◆ Challenge:
Each line of the material below that holds the word "title" needs to be copied.
** start of Supplied information **
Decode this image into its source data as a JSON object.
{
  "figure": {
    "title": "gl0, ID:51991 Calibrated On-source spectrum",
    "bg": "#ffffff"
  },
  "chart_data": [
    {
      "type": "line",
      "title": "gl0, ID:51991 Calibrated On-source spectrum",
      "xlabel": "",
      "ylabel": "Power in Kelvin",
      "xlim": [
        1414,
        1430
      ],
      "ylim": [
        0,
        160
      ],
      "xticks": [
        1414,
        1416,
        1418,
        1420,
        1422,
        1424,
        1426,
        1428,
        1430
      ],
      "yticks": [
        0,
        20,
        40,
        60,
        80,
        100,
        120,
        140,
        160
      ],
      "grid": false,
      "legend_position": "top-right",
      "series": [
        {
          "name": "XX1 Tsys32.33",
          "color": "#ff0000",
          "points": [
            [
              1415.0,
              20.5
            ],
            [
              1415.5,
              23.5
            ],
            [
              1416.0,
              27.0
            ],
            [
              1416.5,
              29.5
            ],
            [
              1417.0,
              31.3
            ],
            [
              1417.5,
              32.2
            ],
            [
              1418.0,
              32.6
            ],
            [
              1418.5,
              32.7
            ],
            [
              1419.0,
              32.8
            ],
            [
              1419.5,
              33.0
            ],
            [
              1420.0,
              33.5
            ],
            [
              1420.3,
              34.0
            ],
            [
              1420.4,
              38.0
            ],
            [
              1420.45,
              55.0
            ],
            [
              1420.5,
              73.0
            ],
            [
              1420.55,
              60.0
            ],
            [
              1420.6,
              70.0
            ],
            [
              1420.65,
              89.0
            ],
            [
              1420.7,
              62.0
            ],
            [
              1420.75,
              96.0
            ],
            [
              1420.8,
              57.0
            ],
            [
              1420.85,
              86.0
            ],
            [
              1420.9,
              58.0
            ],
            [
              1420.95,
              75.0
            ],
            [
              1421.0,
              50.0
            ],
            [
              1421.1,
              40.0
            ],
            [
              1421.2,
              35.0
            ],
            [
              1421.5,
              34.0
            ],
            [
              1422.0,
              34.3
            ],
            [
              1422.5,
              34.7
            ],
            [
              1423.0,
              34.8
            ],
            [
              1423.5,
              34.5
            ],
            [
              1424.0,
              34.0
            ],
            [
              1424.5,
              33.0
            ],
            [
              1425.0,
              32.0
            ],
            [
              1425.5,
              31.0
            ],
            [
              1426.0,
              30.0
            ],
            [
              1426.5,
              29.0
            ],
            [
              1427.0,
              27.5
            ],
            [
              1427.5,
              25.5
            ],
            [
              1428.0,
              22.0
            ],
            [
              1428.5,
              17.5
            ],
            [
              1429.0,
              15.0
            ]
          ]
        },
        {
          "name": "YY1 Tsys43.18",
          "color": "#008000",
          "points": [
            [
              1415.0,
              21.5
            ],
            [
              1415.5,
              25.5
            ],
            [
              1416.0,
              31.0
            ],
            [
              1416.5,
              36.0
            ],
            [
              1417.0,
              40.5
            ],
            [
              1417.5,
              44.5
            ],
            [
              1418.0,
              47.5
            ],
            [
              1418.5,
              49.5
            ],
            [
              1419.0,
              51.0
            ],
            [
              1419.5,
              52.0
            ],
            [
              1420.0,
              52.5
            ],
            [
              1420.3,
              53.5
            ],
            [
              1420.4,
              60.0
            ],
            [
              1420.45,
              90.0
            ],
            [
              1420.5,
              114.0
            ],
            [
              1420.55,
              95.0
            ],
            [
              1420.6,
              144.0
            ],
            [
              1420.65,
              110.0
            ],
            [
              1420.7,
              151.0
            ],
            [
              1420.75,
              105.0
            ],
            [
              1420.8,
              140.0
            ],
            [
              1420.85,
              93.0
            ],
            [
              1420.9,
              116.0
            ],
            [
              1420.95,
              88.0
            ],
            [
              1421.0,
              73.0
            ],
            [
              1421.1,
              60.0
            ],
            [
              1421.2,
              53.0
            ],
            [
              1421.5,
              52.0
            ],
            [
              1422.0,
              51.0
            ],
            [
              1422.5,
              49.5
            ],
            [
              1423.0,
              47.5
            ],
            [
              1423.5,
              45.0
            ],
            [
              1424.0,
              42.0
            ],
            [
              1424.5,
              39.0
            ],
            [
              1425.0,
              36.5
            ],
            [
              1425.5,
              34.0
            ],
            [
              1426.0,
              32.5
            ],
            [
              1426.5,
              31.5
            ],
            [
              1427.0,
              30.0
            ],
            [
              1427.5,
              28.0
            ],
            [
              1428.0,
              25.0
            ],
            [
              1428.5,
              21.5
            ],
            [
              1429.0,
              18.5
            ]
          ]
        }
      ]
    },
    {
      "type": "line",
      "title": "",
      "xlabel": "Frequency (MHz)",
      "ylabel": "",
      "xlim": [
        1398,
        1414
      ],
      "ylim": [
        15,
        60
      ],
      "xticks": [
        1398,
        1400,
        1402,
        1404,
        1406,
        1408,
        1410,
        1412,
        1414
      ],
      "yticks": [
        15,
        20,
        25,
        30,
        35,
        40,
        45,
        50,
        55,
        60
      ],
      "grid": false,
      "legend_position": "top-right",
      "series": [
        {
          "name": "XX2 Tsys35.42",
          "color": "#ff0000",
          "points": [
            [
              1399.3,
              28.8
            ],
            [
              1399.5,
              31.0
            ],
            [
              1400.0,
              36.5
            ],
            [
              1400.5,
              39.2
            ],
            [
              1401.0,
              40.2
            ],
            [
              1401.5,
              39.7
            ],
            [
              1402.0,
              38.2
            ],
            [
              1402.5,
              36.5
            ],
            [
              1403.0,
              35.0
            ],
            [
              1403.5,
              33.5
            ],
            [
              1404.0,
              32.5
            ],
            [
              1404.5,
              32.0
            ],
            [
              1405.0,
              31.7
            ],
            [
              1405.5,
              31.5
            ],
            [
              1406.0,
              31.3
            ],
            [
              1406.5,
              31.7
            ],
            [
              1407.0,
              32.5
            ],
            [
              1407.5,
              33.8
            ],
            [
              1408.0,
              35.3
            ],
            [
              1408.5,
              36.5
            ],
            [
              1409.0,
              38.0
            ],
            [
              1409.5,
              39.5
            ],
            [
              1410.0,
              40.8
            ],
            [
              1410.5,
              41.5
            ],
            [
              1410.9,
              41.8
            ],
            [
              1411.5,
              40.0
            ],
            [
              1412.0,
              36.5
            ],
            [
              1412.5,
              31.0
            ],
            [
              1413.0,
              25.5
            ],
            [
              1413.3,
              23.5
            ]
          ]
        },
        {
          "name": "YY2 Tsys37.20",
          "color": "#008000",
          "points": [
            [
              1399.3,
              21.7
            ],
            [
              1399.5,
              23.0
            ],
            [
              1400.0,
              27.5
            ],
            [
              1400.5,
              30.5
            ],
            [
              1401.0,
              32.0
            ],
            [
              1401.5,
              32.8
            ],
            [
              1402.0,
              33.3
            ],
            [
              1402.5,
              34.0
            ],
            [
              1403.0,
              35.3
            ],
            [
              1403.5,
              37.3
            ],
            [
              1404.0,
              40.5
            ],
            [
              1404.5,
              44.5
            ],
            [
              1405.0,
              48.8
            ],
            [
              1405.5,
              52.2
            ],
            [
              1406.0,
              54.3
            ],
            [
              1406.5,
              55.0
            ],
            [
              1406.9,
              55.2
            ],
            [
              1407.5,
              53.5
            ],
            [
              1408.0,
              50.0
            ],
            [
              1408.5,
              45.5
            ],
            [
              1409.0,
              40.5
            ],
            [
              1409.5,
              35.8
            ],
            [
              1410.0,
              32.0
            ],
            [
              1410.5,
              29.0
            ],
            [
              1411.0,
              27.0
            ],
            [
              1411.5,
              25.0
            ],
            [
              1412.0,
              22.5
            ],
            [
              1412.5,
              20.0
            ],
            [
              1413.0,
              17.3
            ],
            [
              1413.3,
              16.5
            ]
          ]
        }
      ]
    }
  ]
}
** end of Supplied information **
◆ Final result:
    "title": "gl0, ID:51991 Calibrated On-source spectrum",
      "title": "gl0, ID:51991 Calibrated On-source spectrum",
      "title": "",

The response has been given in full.